INSTRUCTION 1:
Decide whether each statement below agrees with the post on adolescent crushes and technology. Answer yes or no for each, and quote the words from the post that decide it.
(a) More than a third of teenagers in the United States have a computer with Internet access at home.
(b) Most adolescents use the internet at home mainly for schoolwork.
(c) The share of teenagers with home Internet access is lower in more financially-affluent neighborhoods.

Friday, October 30, 2009

The Friday Information Corner --Kristen Routh

Do you remember your first crush as an adolescent? Maybe that special-someone grabbed your attention in the hallways at school? Your heart would beat a little faster when you spotted your crush in the cafeteria or you sat behind that person in class. It seemed like you could think of nothing else but getting to know your crush, talking with him or her, or maybe even “going out.” You used all means necessary to capture your crush’s attention: “accidentally” bumping into him or her in the hallway after rehearsing how you would smoothly apologize seconds later; leaving notes in his or her locker revealing you thought your crush was cute; or maybe even gathering enough courage to ask for your crush’s phone number so you could talk to him or her outside of school hours.

Many of your children are experiencing crushes like these. Just like you had romantic daydreams focused on someone who remained agonizingly out of reach, your children are becoming enamored with the idea of having a boyfriend or girlfriend and are conceiving plans to grab the attention of that special someone. However, with the accessibility of modern-day technology, your daughters and sons have powerful new tools at their disposal what can help them turn their innocent dreams of social connection into what could become dangerous realities.

Technology and cyberspace now add new dimensions to youthful socializing and romance. Adolescents are branching out on the internet and using other forms of technology to make friends, flirt, and even date. Research from the American College of Obstetricians (2003) suggests that more than 1/3 of teenagers in the United States have a computer with Internet access in their home and that percentage increases substantially in more financially-affluent neighborhoods. Most adolescents use the internet at home for personal use including chat rooms, instant massaging, and social networking. With the increasing popularity of teens socially networking over the internet, more teens are sharing personal information online, including photos and videos, without your knowledge or consent.

PROVIDED INFORMATION:
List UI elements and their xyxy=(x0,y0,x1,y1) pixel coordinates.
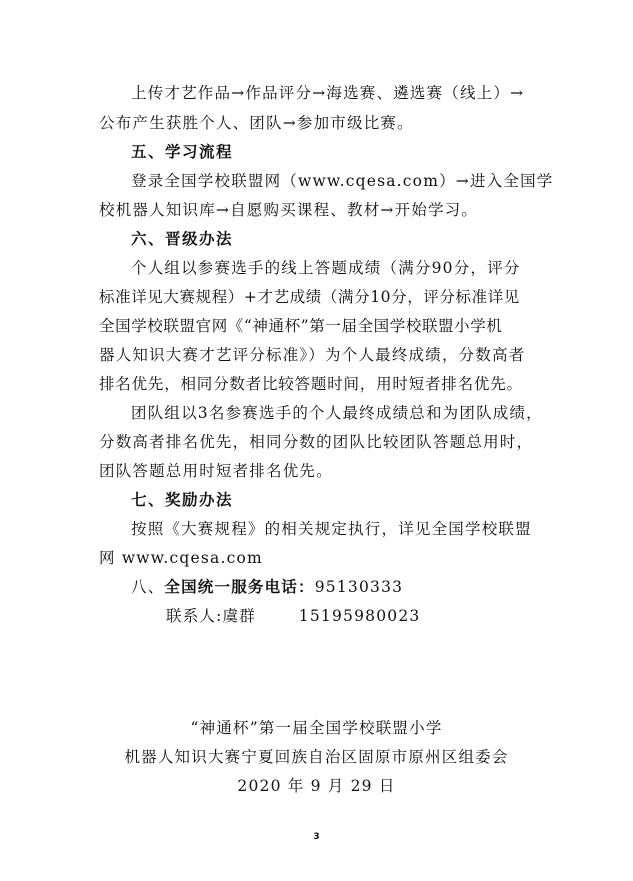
paragraph-line: 按照《大赛规程》的相关规定执行，详见全国学校联盟 xyxy=(131,520,532,538)
paragraph-line: 网 www.cqesa.com xyxy=(99,549,263,567)
section-heading-7: 七、奖励办法 xyxy=(131,491,234,509)
contact-line: 联系人:虞群 15195980023 xyxy=(166,607,421,625)
heading-8-prefix: 八、 xyxy=(131,578,165,596)
paragraph-line: 校机器人知识库→自愿购买课程、教材→开始学习。 xyxy=(99,201,479,219)
page-number: 3 xyxy=(313,832,320,842)
paragraph-line: 标准详见大赛规程）+才艺成绩（满分10分，评分标准详见 xyxy=(99,288,520,306)
paragraph-line: 全国学校联盟官网《“神通杯”第一届全国学校联盟小学机 xyxy=(99,317,503,335)
section-heading-6: 六、晋级办法 xyxy=(131,230,234,248)
paragraph-line: 排名优先，相同分数者比较答题时间，用时短者排名优先。 xyxy=(99,375,523,393)
footer-date: 2020 年 9 月 29 日 xyxy=(237,777,396,795)
paragraph-line: 公布产生获胜个人、团队→参加市级比赛。 xyxy=(99,114,414,132)
paragraph-line: 团队组以3名参赛选手的个人最终成绩总和为团队成绩， xyxy=(131,404,543,422)
section-heading-8 xyxy=(131,577,403,597)
footer-line-2: 机器人知识大赛宁夏回族自治区固原市原州区组委会 xyxy=(124,748,509,766)
paragraph-line: 器人知识大赛才艺评分标准》）为个人最终成绩，分数高者 xyxy=(99,346,526,364)
heading-8-label: 全国统一服务电话： xyxy=(164,578,315,596)
paragraph-line: 个人组以参赛选手的线上答题成绩（满分90分，评分 xyxy=(131,259,521,277)
section-heading-5: 五、学习流程 xyxy=(131,143,234,161)
paragraph-line: 上传才艺作品→作品评分→海选赛、遴选赛（线上）→ xyxy=(131,84,525,102)
footer-line-1: “神通杯”第一届全国学校联盟小学 xyxy=(190,719,443,737)
service-phone: 95130333 xyxy=(314,578,404,596)
paragraph-line: 团队答题总用时短者排名优先。 xyxy=(99,462,333,480)
paragraph-line: 分数高者排名优先，相同分数的团队比较团队答题总用时， xyxy=(99,433,534,451)
paragraph-line: 登录全国学校联盟网（www.cqesa.com）→进入全国学 xyxy=(131,172,554,190)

INSTRUCTION 2: From the records, print the lines starting with the line that contains "paragraph-line: 按照《大赛规程》的相关规定执行，详见全国学校联盟 xyxy=(131,520,532,538)" and going on through the line that contains "paragraph-line: 排名优先，相同分数者比较答题时间，用时短者排名优先。 xyxy=(99,375,523,393)". Copy each line unchanged.

RESULT 1:
(a) Yes: "more than 1/3 of teenagers in the United States have a computer with Internet access in their home"
(b) No: "Most adolescents use the internet at home for personal use including chat rooms, instant massaging, and social networking."
(c) No: "that percentage increases substantially in more financially-affluent neighborhoods"

RESULT 2:
paragraph-line: 按照《大赛规程》的相关规定执行，详见全国学校联盟 xyxy=(131,520,532,538)
paragraph-line: 网 www.cqesa.com xyxy=(99,549,263,567)
section-heading-7: 七、奖励办法 xyxy=(131,491,234,509)
contact-line: 联系人:虞群 15195980023 xyxy=(166,607,421,625)
heading-8-prefix: 八、 xyxy=(131,578,165,596)
paragraph-line: 校机器人知识库→自愿购买课程、教材→开始学习。 xyxy=(99,201,479,219)
page-number: 3 xyxy=(313,832,320,842)
paragraph-line: 标准详见大赛规程）+才艺成绩（满分10分，评分标准详见 xyxy=(99,288,520,306)
paragraph-line: 全国学校联盟官网《“神通杯”第一届全国学校联盟小学机 xyxy=(99,317,503,335)
section-heading-6: 六、晋级办法 xyxy=(131,230,234,248)
paragraph-line: 排名优先，相同分数者比较答题时间，用时短者排名优先。 xyxy=(99,375,523,393)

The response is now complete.